● DATASET RECORDS:

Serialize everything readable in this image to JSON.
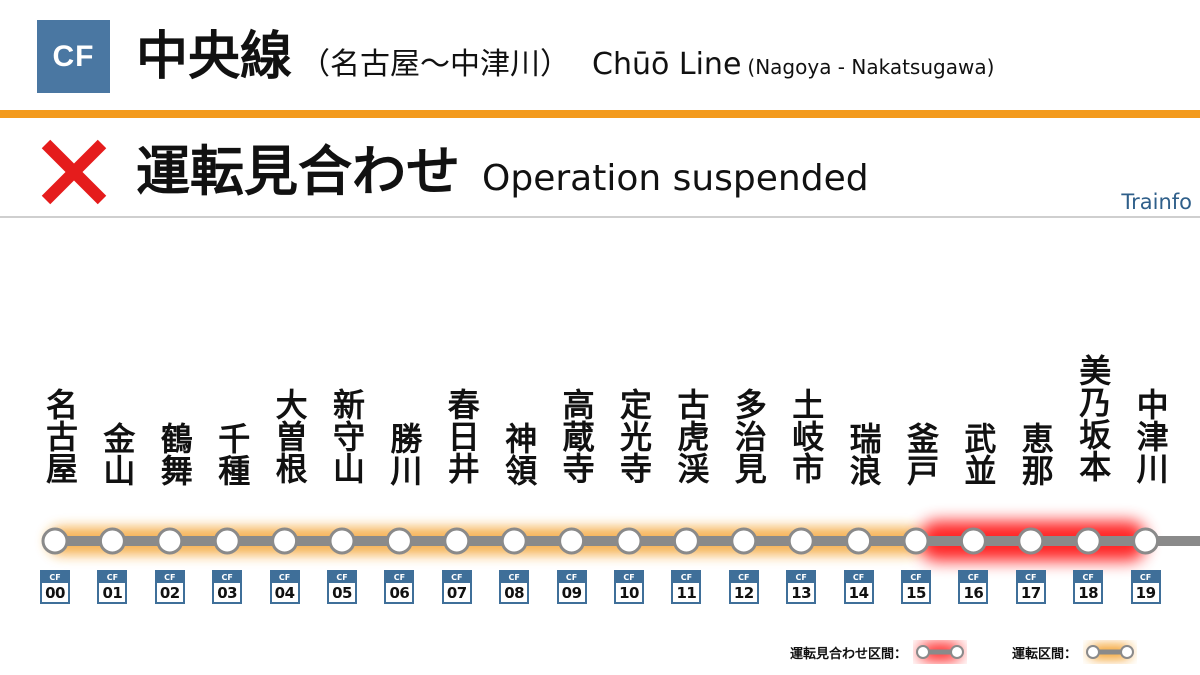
{
  "header": {
    "line_code": "CF",
    "line_name_jp": "中央線",
    "section_jp": "（名古屋〜中津川）",
    "line_name_en": "Chūō Line",
    "section_en": "(Nagoya - Nakatsugawa)"
  },
  "status": {
    "text_jp": "運転見合わせ",
    "text_en": "Operation suspended"
  },
  "provider": "Trainfo",
  "colors": {
    "badge": "#4a77a2",
    "orange": "#f39a1d",
    "suspended": "#ff0000",
    "track": "#8a8a8a",
    "station_dot": "#ffffff",
    "code_blue": "#3f6f99",
    "x_mark": "#e51c1c"
  },
  "stations": [
    {
      "name": "名古屋",
      "code": "00"
    },
    {
      "name": "金山",
      "code": "01"
    },
    {
      "name": "鶴舞",
      "code": "02"
    },
    {
      "name": "千種",
      "code": "03"
    },
    {
      "name": "大曽根",
      "code": "04"
    },
    {
      "name": "新守山",
      "code": "05"
    },
    {
      "name": "勝川",
      "code": "06"
    },
    {
      "name": "春日井",
      "code": "07"
    },
    {
      "name": "神領",
      "code": "08"
    },
    {
      "name": "高蔵寺",
      "code": "09"
    },
    {
      "name": "定光寺",
      "code": "10"
    },
    {
      "name": "古虎渓",
      "code": "11"
    },
    {
      "name": "多治見",
      "code": "12"
    },
    {
      "name": "土岐市",
      "code": "13"
    },
    {
      "name": "瑞浪",
      "code": "14"
    },
    {
      "name": "釜戸",
      "code": "15"
    },
    {
      "name": "武並",
      "code": "16"
    },
    {
      "name": "恵那",
      "code": "17"
    },
    {
      "name": "美乃坂本",
      "code": "18"
    },
    {
      "name": "中津川",
      "code": "19"
    }
  ],
  "sections": {
    "operating": {
      "from": 0,
      "to": 15
    },
    "suspended": {
      "from": 15,
      "to": 19
    }
  },
  "legend": {
    "suspended_label": "運転見合わせ区間：",
    "operating_label": "運転区間："
  }
}
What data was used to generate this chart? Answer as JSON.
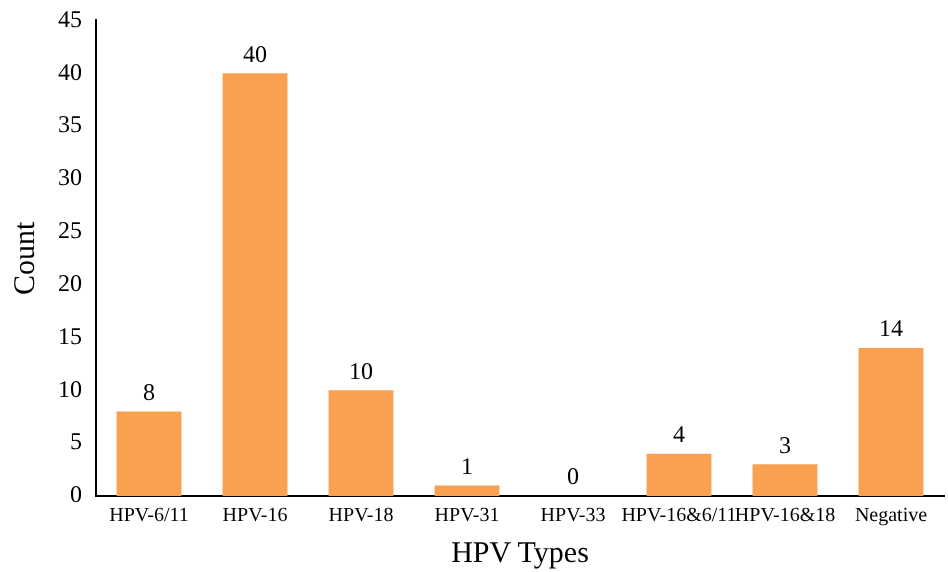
{
  "chart_data": {
    "type": "bar",
    "xlabel": "HPV Types",
    "ylabel": "Count",
    "categories": [
      "HPV-6/11",
      "HPV-16",
      "HPV-18",
      "HPV-31",
      "HPV-33",
      "HPV-16&6/11",
      "HPV-16&18",
      "Negative"
    ],
    "values": [
      8,
      40,
      10,
      1,
      0,
      4,
      3,
      14
    ],
    "color": "#f9a150",
    "ylim": [
      0,
      45
    ],
    "yticks": [
      0,
      5,
      10,
      15,
      20,
      25,
      30,
      35,
      40,
      45
    ],
    "grid": false,
    "legend": false,
    "data_labels": true
  }
}
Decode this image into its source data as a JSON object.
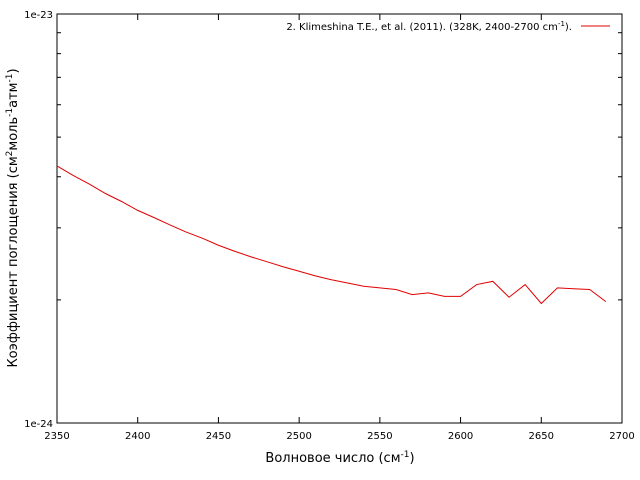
{
  "chart_data": {
    "type": "line",
    "xlabel_base": "Волновое число (см",
    "xlabel_sup": "-1",
    "xlabel_end": ")",
    "ylabel_a": "Коэффициент поглощения (см",
    "ylabel_sup1": "2",
    "ylabel_b": "моль",
    "ylabel_sup2": "-1",
    "ylabel_c": "атм",
    "ylabel_sup3": "-1",
    "ylabel_end": ")",
    "xlim": [
      2350,
      2700
    ],
    "ylim": [
      1e-24,
      1e-23
    ],
    "yscale": "log",
    "x_ticks": [
      "2350",
      "2400",
      "2450",
      "2500",
      "2550",
      "2600",
      "2650",
      "2700"
    ],
    "y_tick_labels": [
      "1e-24",
      "1e-23"
    ],
    "legend_position": "top-right",
    "series": [
      {
        "name": "2. Klimeshina T.E., et al. (2011). (328K, 2400-2700 cm",
        "name_sup": "-1",
        "name_end": ").",
        "color": "#e00000",
        "x": [
          2350,
          2360,
          2370,
          2380,
          2390,
          2400,
          2410,
          2420,
          2430,
          2440,
          2450,
          2460,
          2470,
          2480,
          2490,
          2500,
          2510,
          2520,
          2530,
          2540,
          2550,
          2560,
          2570,
          2580,
          2590,
          2600,
          2610,
          2620,
          2630,
          2640,
          2650,
          2660,
          2670,
          2680,
          2690
        ],
        "y": [
          4.25e-24,
          4.03e-24,
          3.84e-24,
          3.64e-24,
          3.48e-24,
          3.31e-24,
          3.18e-24,
          3.05e-24,
          2.93e-24,
          2.83e-24,
          2.72e-24,
          2.63e-24,
          2.55e-24,
          2.48e-24,
          2.41e-24,
          2.35e-24,
          2.29e-24,
          2.24e-24,
          2.2e-24,
          2.16e-24,
          2.14e-24,
          2.12e-24,
          2.06e-24,
          2.08e-24,
          2.04e-24,
          2.04e-24,
          2.18e-24,
          2.22e-24,
          2.03e-24,
          2.18e-24,
          1.96e-24,
          2.14e-24,
          2.13e-24,
          2.12e-24,
          1.98e-24
        ]
      }
    ]
  }
}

● PROBLEM:
Search the entries for the word "JSON" and copy every line that has it.

● SOLUTION BELOW:
Serialize everything readable in this image to JSON.
What data was used to generate this chart? Answer as JSON.
Decode this image into its source data as a JSON object.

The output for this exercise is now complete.